How to Choose the Best Legal Structure for Your Business

How to Choose the Best Legal Structure for Your Business
Credit: SuriyaPhoto/Shutterstock

The legal structure you choose for your business is one of the most important decisions you will make in the startup process. Each business entity has its own pros and cons, and it's important to sort through it all before settling on one. Your choice can greatly affect the way you run your business, impacting everything from liability and taxes, to control over the company.

The key is to figure out which type of entity gives your business the most advantages when it comes to helping you to achieve your organizational and personal financial goals. Here's everything you need to know when choosing your business's legal structure.

This is the simplest form of business entity. With sole proprietorship, one person is responsible for all of a company's profits and debts.

"If you want to be your own boss and run a business from home without a physical storefront, a sole proprietorship allows you to be in complete control," said Deborah Sweeney, CEO of MyCorporation.com. "This entity does not offer the separation or protection of personal and professional assets, which could prove to become an issue later on as your business grows and more aspects hold you liable."

This entity is owned by two or more individuals. There are two types: general partnerships, where all is shared equally; and limited partnerships, where only one partner has control of its operation, while the other person or persons simply contribute to and receive only part of the profit. Partnerships carry a dual status as a sole proprietorship or limited liability partnership (LLP), depending on the entity's funding and liability structure.

"This entity is ideal for anyone who wants to go into business with a family member, friend or business partner, like running a restaurant or agency together," said Sweeney. "A partnership allows the partners to share profits and losses and make decisions together within the business structure. Remember that you will be held liable for the decisions made, as well as those actions made by your business partner."

A limited liability company is a hybrid structure that allows owners, partners or shareholders to limit their personal liabilities while enjoying the tax and flexibility benefits of a partnership. Under an LLC, members are protected from personal liability for the debts of the business, as long as it cannot be proven that they have acted in an illegal, unethical or irresponsible manner in carrying out the activities of the business.

DATA =>
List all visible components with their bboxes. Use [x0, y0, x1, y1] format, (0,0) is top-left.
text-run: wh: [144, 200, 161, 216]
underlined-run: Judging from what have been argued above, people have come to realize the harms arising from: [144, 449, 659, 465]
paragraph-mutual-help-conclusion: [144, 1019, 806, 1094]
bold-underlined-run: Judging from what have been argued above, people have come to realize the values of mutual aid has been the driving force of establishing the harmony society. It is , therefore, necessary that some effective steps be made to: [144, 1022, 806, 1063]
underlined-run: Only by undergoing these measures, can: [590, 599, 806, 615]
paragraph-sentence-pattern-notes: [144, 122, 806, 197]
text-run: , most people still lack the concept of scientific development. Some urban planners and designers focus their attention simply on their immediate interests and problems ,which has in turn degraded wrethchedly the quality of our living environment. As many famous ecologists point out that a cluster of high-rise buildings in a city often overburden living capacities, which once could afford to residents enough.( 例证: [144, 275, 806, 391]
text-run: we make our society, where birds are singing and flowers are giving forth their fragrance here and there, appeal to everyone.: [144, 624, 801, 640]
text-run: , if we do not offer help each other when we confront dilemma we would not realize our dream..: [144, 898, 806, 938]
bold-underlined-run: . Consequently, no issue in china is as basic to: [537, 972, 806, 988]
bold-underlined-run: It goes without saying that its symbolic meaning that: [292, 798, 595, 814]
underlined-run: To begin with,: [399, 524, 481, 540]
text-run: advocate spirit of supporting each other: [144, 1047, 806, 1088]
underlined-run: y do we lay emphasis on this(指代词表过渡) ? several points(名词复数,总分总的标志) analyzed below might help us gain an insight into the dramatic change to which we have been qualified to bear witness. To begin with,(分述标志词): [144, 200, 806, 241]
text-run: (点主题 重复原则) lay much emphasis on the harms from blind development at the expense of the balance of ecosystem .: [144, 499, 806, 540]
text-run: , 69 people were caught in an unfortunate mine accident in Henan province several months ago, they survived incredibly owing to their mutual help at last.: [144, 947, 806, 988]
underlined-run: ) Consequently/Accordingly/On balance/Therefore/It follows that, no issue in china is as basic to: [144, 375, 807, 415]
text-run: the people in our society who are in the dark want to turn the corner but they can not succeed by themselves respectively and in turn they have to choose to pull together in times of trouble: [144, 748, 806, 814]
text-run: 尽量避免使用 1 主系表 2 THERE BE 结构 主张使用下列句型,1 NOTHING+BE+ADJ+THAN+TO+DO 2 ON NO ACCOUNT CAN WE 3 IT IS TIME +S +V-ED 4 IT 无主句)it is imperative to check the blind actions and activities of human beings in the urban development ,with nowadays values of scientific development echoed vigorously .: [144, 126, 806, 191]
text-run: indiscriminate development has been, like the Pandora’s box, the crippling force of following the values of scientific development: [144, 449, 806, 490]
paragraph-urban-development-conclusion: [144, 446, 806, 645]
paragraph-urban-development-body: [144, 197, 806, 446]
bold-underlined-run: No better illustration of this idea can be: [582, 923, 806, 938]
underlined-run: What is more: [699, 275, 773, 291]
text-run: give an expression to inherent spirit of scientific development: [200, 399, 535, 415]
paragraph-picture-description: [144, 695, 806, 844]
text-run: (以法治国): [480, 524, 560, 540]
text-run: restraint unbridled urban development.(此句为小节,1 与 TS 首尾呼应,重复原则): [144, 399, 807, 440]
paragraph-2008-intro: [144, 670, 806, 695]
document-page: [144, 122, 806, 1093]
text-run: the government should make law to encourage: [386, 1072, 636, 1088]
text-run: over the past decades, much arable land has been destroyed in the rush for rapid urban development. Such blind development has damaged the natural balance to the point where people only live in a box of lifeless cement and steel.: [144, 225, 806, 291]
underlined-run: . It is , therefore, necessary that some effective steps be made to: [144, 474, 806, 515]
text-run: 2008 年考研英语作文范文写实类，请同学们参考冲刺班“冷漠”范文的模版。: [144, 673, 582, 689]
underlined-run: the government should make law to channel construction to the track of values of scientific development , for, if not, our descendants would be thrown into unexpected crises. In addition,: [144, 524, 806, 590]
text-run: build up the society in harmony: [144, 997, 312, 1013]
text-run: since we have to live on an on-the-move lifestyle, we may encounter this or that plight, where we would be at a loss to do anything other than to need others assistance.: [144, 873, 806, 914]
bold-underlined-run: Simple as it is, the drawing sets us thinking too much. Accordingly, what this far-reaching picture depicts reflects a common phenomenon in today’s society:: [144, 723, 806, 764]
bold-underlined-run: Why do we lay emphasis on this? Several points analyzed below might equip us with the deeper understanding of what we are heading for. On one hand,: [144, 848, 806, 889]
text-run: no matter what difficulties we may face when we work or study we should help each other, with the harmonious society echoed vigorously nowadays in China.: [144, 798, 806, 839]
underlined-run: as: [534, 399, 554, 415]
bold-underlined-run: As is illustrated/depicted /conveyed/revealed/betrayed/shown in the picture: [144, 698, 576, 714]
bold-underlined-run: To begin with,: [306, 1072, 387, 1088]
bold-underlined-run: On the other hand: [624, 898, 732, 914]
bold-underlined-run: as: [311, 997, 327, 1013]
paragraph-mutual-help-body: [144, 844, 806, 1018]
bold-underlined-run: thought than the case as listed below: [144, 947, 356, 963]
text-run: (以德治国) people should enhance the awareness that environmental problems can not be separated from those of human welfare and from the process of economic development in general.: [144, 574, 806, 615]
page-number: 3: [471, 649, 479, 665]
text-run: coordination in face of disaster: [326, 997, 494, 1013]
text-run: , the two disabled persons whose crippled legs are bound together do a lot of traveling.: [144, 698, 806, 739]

SET OF TASKS =>
[1] According to the business structure text, what position does Deborah Sweeney hold?
[2] Reproduce the part of the records that opens with their first line and closes with the line containing "text-run: , most", keeping each line unchanged.
The business structure text and the records have nothing to do with each other.

WORKED SOLUTIONS =>
[1] She is CEO of MyCorporation.com.

[2]
List all visible components with their bboxes. Use [x0, y0, x1, y1] format, (0,0) is top-left.
text-run: wh: [144, 200, 161, 216]
underlined-run: Judging from what have been argued above, people have come to realize the harms arising from: [144, 449, 659, 465]
paragraph-mutual-help-conclusion: [144, 1019, 806, 1094]
bold-underlined-run: Judging from what have been argued above, people have come to realize the values of mutual aid has been the driving force of establishing the harmony society. It is , therefore, necessary that some effective steps be made to: [144, 1022, 806, 1063]
underlined-run: Only by undergoing these measures, can: [590, 599, 806, 615]
paragraph-sentence-pattern-notes: [144, 122, 806, 197]
text-run: , most people still lack the concept of scientific development. Some urban planners and designers focus their attention simply on their immediate interests and problems ,which has in turn degraded wrethchedly the quality of our living environment. As many famous ecologists point out that a cluster of high-rise buildings in a city often overburden living capacities, which once could afford to residents enough.( 例证: [144, 275, 806, 391]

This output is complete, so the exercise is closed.